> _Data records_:
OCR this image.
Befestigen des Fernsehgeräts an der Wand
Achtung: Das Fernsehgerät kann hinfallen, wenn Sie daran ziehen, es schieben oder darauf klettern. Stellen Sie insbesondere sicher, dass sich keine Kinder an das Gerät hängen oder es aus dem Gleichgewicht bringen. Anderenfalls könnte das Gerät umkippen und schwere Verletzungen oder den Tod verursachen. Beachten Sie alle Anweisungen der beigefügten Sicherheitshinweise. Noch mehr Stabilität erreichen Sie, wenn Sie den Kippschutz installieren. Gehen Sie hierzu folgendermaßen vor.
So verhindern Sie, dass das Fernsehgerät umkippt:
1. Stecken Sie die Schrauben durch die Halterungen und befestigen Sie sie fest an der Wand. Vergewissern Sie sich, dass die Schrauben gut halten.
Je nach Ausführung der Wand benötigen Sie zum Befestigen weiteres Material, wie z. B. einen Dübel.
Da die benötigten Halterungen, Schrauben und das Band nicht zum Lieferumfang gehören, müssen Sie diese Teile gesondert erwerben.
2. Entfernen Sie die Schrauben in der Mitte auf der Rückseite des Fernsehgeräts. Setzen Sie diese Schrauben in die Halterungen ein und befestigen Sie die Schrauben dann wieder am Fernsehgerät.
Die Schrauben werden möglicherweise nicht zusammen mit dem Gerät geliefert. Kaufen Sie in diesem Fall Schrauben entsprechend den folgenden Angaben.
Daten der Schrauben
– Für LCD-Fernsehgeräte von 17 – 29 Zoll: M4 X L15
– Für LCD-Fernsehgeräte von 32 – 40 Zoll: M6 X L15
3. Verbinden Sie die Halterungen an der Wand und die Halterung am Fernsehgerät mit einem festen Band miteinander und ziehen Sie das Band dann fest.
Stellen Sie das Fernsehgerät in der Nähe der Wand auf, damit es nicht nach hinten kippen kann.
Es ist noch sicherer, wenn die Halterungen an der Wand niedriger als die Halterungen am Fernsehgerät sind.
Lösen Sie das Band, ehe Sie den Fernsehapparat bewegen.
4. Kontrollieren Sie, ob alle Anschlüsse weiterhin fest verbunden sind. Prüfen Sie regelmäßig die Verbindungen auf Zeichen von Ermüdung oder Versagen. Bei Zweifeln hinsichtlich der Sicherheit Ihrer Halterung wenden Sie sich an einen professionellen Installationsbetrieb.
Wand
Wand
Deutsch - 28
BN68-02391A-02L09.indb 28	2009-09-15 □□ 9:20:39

> _Problem to work on_: Answer only with how many lines in the records include "sind".

> _Exercise answer_: 2